RECORD SET -
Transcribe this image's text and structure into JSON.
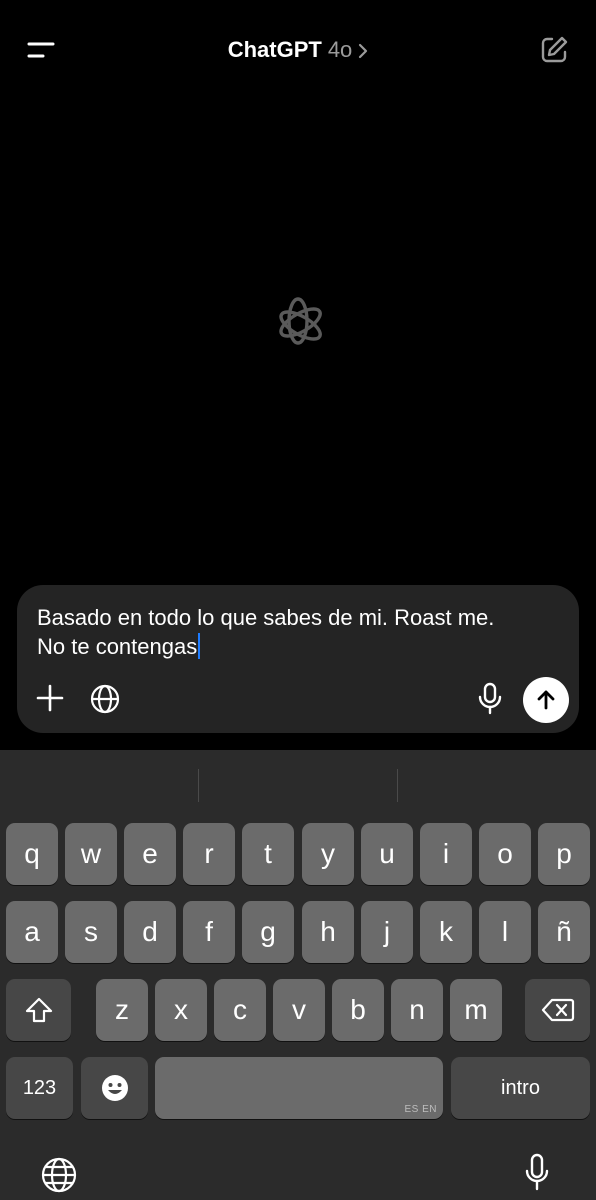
{
  "header": {
    "title": "ChatGPT",
    "model": "4o"
  },
  "composer": {
    "line1": "Basado en todo lo que sabes de mi. Roast me.",
    "line2": "No te contengas"
  },
  "keyboard": {
    "row1": [
      "q",
      "w",
      "e",
      "r",
      "t",
      "y",
      "u",
      "i",
      "o",
      "p"
    ],
    "row2": [
      "a",
      "s",
      "d",
      "f",
      "g",
      "h",
      "j",
      "k",
      "l",
      "ñ"
    ],
    "row3": [
      "z",
      "x",
      "c",
      "v",
      "b",
      "n",
      "m"
    ],
    "numbers_label": "123",
    "space_hint": "ES EN",
    "return_label": "intro"
  },
  "icons": {
    "menu": "menu-icon",
    "new_chat": "edit-icon",
    "logo": "openai-logo",
    "plus": "plus-icon",
    "web": "globe-icon",
    "mic": "microphone-icon",
    "send": "arrow-up-icon",
    "shift": "shift-icon",
    "delete": "backspace-icon",
    "emoji": "emoji-icon",
    "keyboard_globe": "globe-icon",
    "dictation": "microphone-icon"
  },
  "colors": {
    "background": "#000000",
    "composer": "#242424",
    "keyboard": "#2b2b2b",
    "key": "#6b6b6b",
    "key_dark": "#474747",
    "caret": "#1e7cff"
  }
}
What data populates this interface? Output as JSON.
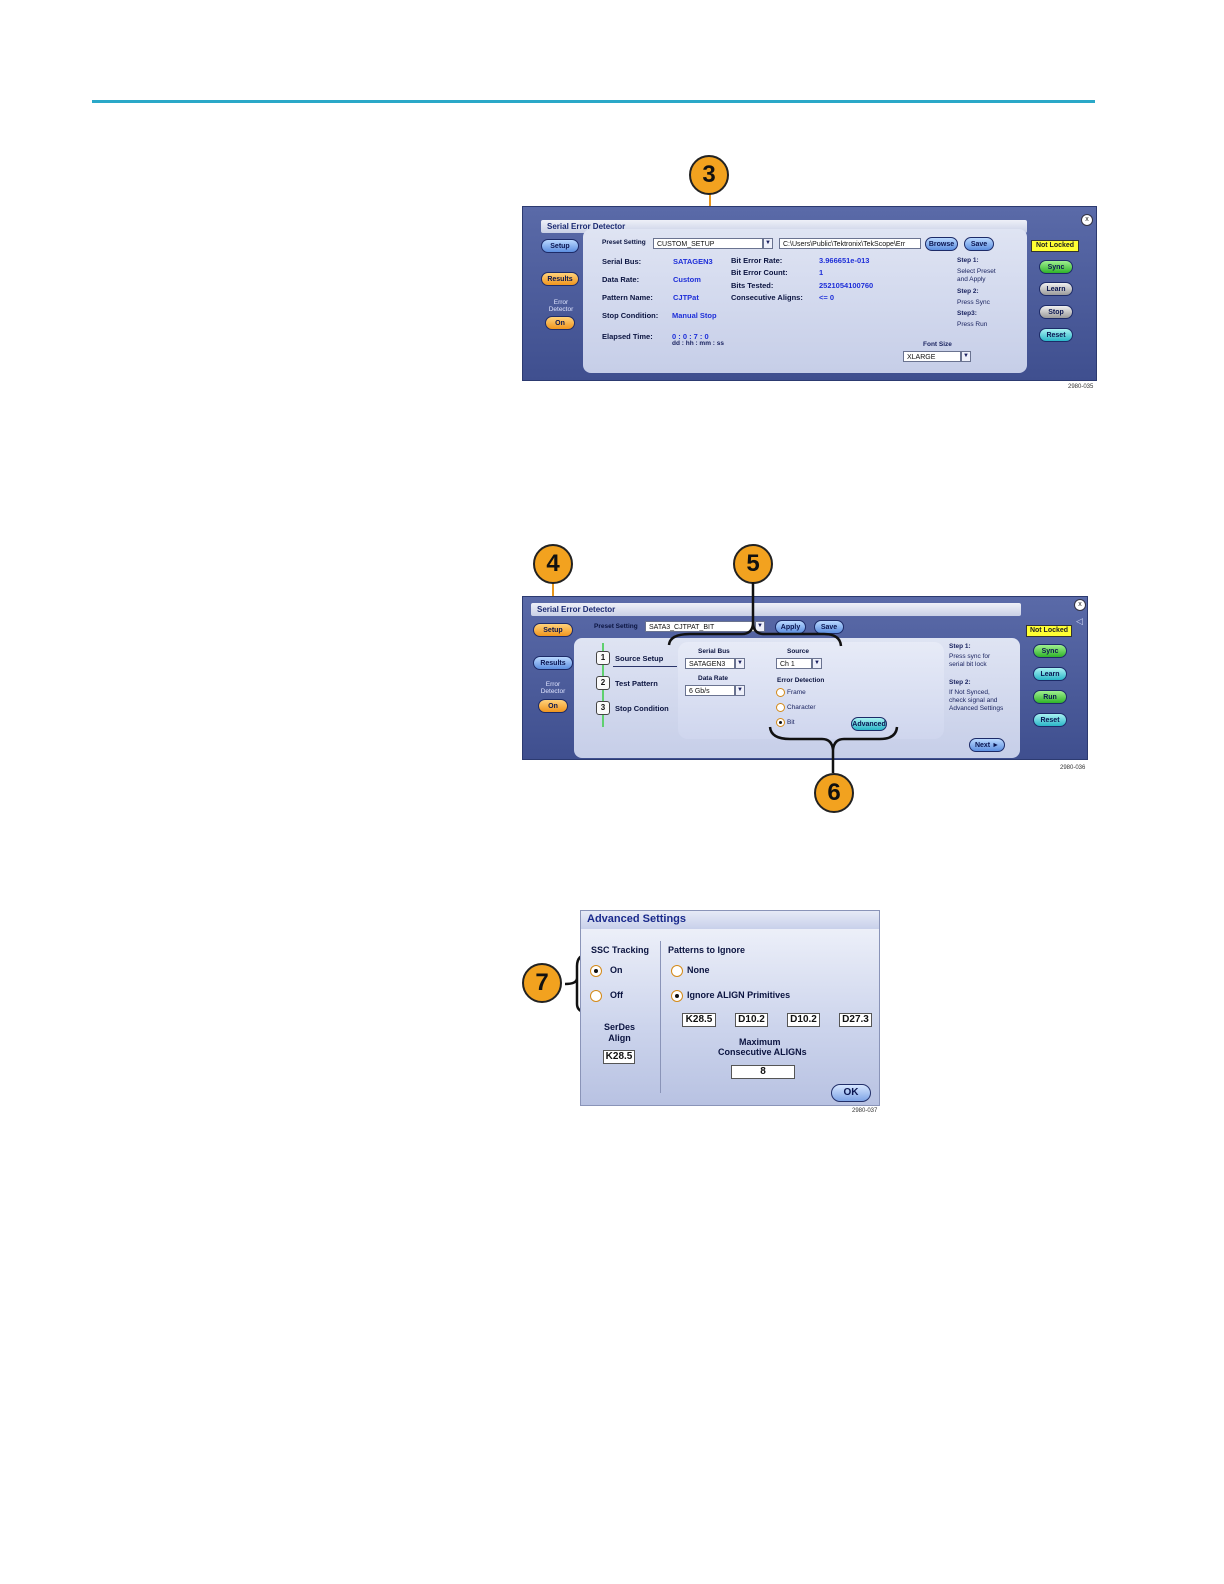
{
  "fig1": {
    "callout": "3",
    "title": "Serial Error Detector",
    "close": "x",
    "side": {
      "setup": "Setup",
      "results": "Results",
      "ed_label": "Error Detector",
      "ed_value": "On"
    },
    "preset_label": "Preset Setting",
    "preset_value": "CUSTOM_SETUP",
    "path_value": "C:\\Users\\Public\\Tektronix\\TekScope\\Err",
    "browse": "Browse",
    "save": "Save",
    "fields": {
      "serial_bus_label": "Serial Bus:",
      "serial_bus_value": "SATAGEN3",
      "data_rate_label": "Data Rate:",
      "data_rate_value": "Custom",
      "pattern_label": "Pattern Name:",
      "pattern_value": "CJTPat",
      "stop_label": "Stop Condition:",
      "stop_value": "Manual Stop",
      "elapsed_label": "Elapsed Time:",
      "elapsed_value": "0 : 0 : 7 : 0",
      "elapsed_units": "dd : hh : mm : ss",
      "ber_label": "Bit Error Rate:",
      "ber_value": "3.966651e-013",
      "bec_label": "Bit Error Count:",
      "bec_value": "1",
      "bt_label": "Bits Tested:",
      "bt_value": "2521054100760",
      "ca_label": "Consecutive Aligns:",
      "ca_value": "<= 0"
    },
    "steps": {
      "s1": "Step 1:",
      "s1a": "Select Preset",
      "s1b": "and Apply",
      "s2": "Step 2:",
      "s2a": "Press Sync",
      "s3": "Step3:",
      "s3a": "Press Run"
    },
    "font_label": "Font Size",
    "font_value": "XLARGE",
    "status": "Not Locked",
    "right_buttons": {
      "sync": "Sync",
      "learn": "Learn",
      "stop": "Stop",
      "reset": "Reset"
    },
    "fignum": "2980-035"
  },
  "fig2": {
    "callout_a": "4",
    "callout_b": "5",
    "callout_c": "6",
    "title": "Serial Error Detector",
    "close": "x",
    "side": {
      "setup": "Setup",
      "results": "Results",
      "ed_label": "Error Detector",
      "ed_value": "On"
    },
    "preset_label": "Preset Setting",
    "preset_value": "SATA3_CJTPAT_BIT",
    "apply": "Apply",
    "save": "Save",
    "wizard": [
      {
        "num": "1",
        "label": "Source Setup"
      },
      {
        "num": "2",
        "label": "Test Pattern"
      },
      {
        "num": "3",
        "label": "Stop Condition"
      }
    ],
    "serial_bus_label": "Serial Bus",
    "serial_bus_value": "SATAGEN3",
    "source_label": "Source",
    "source_value": "Ch 1",
    "data_rate_label": "Data Rate",
    "data_rate_value": "6 Gb/s",
    "error_detection_label": "Error Detection",
    "ed_options": [
      "Frame",
      "Character",
      "Bit"
    ],
    "ed_selected": "Bit",
    "advanced": "Advanced",
    "next": "Next ►",
    "steps": {
      "s1": "Step 1:",
      "s1a": "Press sync for",
      "s1b": "serial bit lock",
      "s2": "Step 2:",
      "s2a": "If Not Synced,",
      "s2b": "check signal and",
      "s2c": "Advanced Settings"
    },
    "status": "Not Locked",
    "right_buttons": {
      "sync": "Sync",
      "learn": "Learn",
      "run": "Run",
      "reset": "Reset"
    },
    "fignum": "2980-036"
  },
  "fig3": {
    "callout": "7",
    "title": "Advanced Settings",
    "ssc_label": "SSC Tracking",
    "ssc_on": "On",
    "ssc_off": "Off",
    "ssc_selected": "On",
    "serdes_label": "SerDes Align",
    "serdes_value": "K28.5",
    "patterns_label": "Patterns to Ignore",
    "none": "None",
    "ignore_align": "Ignore ALIGN Primitives",
    "patterns_selected": "Ignore ALIGN Primitives",
    "align_chars": [
      "K28.5",
      "D10.2",
      "D10.2",
      "D27.3"
    ],
    "max_label_1": "Maximum",
    "max_label_2": "Consecutive ALIGNs",
    "max_value": "8",
    "ok": "OK",
    "fignum": "2980-037"
  }
}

THE EXERCISE -
Gather all lines with the string "JSON" from the data.

ANSWER -
Transcribe this image's text and structure into JSON.
What data populates this interface? Output as JSON.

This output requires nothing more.